== What to do ==
Reproduce the listing below in its entirety. Change nothing.

── Input data ──

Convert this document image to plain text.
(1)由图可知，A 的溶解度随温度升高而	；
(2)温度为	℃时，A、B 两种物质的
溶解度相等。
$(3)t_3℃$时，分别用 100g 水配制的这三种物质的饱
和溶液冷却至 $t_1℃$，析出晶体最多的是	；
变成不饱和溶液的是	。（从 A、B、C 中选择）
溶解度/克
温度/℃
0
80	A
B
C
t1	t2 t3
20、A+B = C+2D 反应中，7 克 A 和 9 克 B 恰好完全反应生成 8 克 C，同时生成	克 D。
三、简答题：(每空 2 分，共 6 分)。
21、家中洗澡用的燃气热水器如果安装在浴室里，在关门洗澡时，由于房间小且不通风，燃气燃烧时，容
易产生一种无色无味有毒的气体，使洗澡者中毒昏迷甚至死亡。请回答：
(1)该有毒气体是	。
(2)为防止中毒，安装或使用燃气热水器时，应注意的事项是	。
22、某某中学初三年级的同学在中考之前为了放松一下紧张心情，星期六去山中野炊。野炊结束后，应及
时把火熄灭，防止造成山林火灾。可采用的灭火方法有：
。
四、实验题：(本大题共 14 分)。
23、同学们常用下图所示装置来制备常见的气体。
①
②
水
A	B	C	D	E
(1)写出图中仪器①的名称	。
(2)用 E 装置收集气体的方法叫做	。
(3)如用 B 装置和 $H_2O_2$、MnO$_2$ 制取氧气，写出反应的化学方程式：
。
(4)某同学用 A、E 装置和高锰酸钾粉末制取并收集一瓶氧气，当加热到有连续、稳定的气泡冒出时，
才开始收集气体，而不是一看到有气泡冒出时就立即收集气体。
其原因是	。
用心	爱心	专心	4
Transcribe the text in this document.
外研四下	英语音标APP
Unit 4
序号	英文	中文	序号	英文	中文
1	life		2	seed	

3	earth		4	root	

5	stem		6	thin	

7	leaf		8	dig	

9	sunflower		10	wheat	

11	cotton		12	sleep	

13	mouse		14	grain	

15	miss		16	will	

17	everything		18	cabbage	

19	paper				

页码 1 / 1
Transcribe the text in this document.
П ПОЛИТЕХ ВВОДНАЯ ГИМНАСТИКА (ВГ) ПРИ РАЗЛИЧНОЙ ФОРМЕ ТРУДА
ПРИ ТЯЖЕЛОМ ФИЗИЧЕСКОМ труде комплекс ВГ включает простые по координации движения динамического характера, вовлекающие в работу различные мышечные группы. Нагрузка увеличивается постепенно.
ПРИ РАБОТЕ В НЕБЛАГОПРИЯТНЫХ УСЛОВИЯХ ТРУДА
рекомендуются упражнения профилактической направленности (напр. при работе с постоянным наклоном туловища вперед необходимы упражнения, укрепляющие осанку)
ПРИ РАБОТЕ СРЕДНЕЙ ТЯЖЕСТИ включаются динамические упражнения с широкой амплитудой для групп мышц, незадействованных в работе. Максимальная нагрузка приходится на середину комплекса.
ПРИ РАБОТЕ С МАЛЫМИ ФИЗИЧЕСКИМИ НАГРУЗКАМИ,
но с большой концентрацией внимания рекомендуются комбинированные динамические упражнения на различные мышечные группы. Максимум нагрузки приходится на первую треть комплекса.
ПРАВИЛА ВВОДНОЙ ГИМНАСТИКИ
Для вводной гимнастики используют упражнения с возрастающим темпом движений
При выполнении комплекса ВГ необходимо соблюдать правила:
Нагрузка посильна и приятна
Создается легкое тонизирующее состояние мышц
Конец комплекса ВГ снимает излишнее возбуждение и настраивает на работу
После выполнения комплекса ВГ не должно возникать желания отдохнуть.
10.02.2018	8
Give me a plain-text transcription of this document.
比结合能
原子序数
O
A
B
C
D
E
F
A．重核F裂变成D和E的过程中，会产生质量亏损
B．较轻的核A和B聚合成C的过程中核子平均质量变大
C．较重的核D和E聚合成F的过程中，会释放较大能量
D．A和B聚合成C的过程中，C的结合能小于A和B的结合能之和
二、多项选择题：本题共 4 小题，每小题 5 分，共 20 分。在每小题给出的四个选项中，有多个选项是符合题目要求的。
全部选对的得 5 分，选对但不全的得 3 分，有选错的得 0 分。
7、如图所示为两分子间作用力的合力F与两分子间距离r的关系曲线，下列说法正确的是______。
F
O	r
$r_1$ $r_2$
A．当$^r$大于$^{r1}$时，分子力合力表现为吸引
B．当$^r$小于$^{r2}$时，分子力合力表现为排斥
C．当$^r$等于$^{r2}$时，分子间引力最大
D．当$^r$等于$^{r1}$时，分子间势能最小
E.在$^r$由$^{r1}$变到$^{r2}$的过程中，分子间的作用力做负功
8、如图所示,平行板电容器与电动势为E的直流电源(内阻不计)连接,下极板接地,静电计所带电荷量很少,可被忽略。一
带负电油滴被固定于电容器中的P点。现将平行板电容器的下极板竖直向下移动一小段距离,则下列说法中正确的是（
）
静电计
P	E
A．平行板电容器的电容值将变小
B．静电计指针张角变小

───

== Exercise answer ==
Convert this document image to plain text.
(1)由图可知，A 的溶解度随温度升高而	；
(2)温度为	℃时，A、B 两种物质的
溶解度相等。
$(3)t_3℃$时，分别用 100g 水配制的这三种物质的饱
和溶液冷却至 $t_1℃$，析出晶体最多的是	；
变成不饱和溶液的是	。（从 A、B、C 中选择）
溶解度/克
温度/℃
0
80	A
B
C
t1	t2 t3
20、A+B = C+2D 反应中，7 克 A 和 9 克 B 恰好完全反应生成 8 克 C，同时生成	克 D。
三、简答题：(每空 2 分，共 6 分)。
21、家中洗澡用的燃气热水器如果安装在浴室里，在关门洗澡时，由于房间小且不通风，燃气燃烧时，容
易产生一种无色无味有毒的气体，使洗澡者中毒昏迷甚至死亡。请回答：
(1)该有毒气体是	。
(2)为防止中毒，安装或使用燃气热水器时，应注意的事项是	。
22、某某中学初三年级的同学在中考之前为了放松一下紧张心情，星期六去山中野炊。野炊结束后，应及
时把火熄灭，防止造成山林火灾。可采用的灭火方法有：
。
四、实验题：(本大题共 14 分)。
23、同学们常用下图所示装置来制备常见的气体。
①
②
水
A	B	C	D	E
(1)写出图中仪器①的名称	。
(2)用 E 装置收集气体的方法叫做	。
(3)如用 B 装置和 $H_2O_2$、MnO$_2$ 制取氧气，写出反应的化学方程式：
。
(4)某同学用 A、E 装置和高锰酸钾粉末制取并收集一瓶氧气，当加热到有连续、稳定的气泡冒出时，
才开始收集气体，而不是一看到有气泡冒出时就立即收集气体。
其原因是	。
用心	爱心	专心	4
Transcribe the text in this document.
外研四下	英语音标APP
Unit 4
序号	英文	中文	序号	英文	中文
1	life		2	seed	

3	earth		4	root	

5	stem		6	thin	

7	leaf		8	dig	

9	sunflower		10	wheat	

11	cotton		12	sleep	

13	mouse		14	grain	

15	miss		16	will	

17	everything		18	cabbage	

19	paper				

页码 1 / 1
Transcribe the text in this document.
П ПОЛИТЕХ ВВОДНАЯ ГИМНАСТИКА (ВГ) ПРИ РАЗЛИЧНОЙ ФОРМЕ ТРУДА
ПРИ ТЯЖЕЛОМ ФИЗИЧЕСКОМ труде комплекс ВГ включает простые по координации движения динамического характера, вовлекающие в работу различные мышечные группы. Нагрузка увеличивается постепенно.
ПРИ РАБОТЕ В НЕБЛАГОПРИЯТНЫХ УСЛОВИЯХ ТРУДА
рекомендуются упражнения профилактической направленности (напр. при работе с постоянным наклоном туловища вперед необходимы упражнения, укрепляющие осанку)
ПРИ РАБОТЕ СРЕДНЕЙ ТЯЖЕСТИ включаются динамические упражнения с широкой амплитудой для групп мышц, незадействованных в работе. Максимальная нагрузка приходится на середину комплекса.
ПРИ РАБОТЕ С МАЛЫМИ ФИЗИЧЕСКИМИ НАГРУЗКАМИ,
но с большой концентрацией внимания рекомендуются комбинированные динамические упражнения на различные мышечные группы. Максимум нагрузки приходится на первую треть комплекса.
ПРАВИЛА ВВОДНОЙ ГИМНАСТИКИ
Для вводной гимнастики используют упражнения с возрастающим темпом движений
При выполнении комплекса ВГ необходимо соблюдать правила:
Нагрузка посильна и приятна
Создается легкое тонизирующее состояние мышц
Конец комплекса ВГ снимает излишнее возбуждение и настраивает на работу
После выполнения комплекса ВГ не должно возникать желания отдохнуть.
10.02.2018	8
Give me a plain-text transcription of this document.
比结合能
原子序数
O
A
B
C
D
E
F
A．重核F裂变成D和E的过程中，会产生质量亏损
B．较轻的核A和B聚合成C的过程中核子平均质量变大
C．较重的核D和E聚合成F的过程中，会释放较大能量
D．A和B聚合成C的过程中，C的结合能小于A和B的结合能之和
二、多项选择题：本题共 4 小题，每小题 5 分，共 20 分。在每小题给出的四个选项中，有多个选项是符合题目要求的。
全部选对的得 5 分，选对但不全的得 3 分，有选错的得 0 分。
7、如图所示为两分子间作用力的合力F与两分子间距离r的关系曲线，下列说法正确的是______。
F
O	r
$r_1$ $r_2$
A．当$^r$大于$^{r1}$时，分子力合力表现为吸引
B．当$^r$小于$^{r2}$时，分子力合力表现为排斥
C．当$^r$等于$^{r2}$时，分子间引力最大
D．当$^r$等于$^{r1}$时，分子间势能最小
E.在$^r$由$^{r1}$变到$^{r2}$的过程中，分子间的作用力做负功
8、如图所示,平行板电容器与电动势为E的直流电源(内阻不计)连接,下极板接地,静电计所带电荷量很少,可被忽略。一
带负电油滴被固定于电容器中的P点。现将平行板电容器的下极板竖直向下移动一小段距离,则下列说法中正确的是（
）
静电计
P	E
A．平行板电容器的电容值将变小
B．静电计指针张角变小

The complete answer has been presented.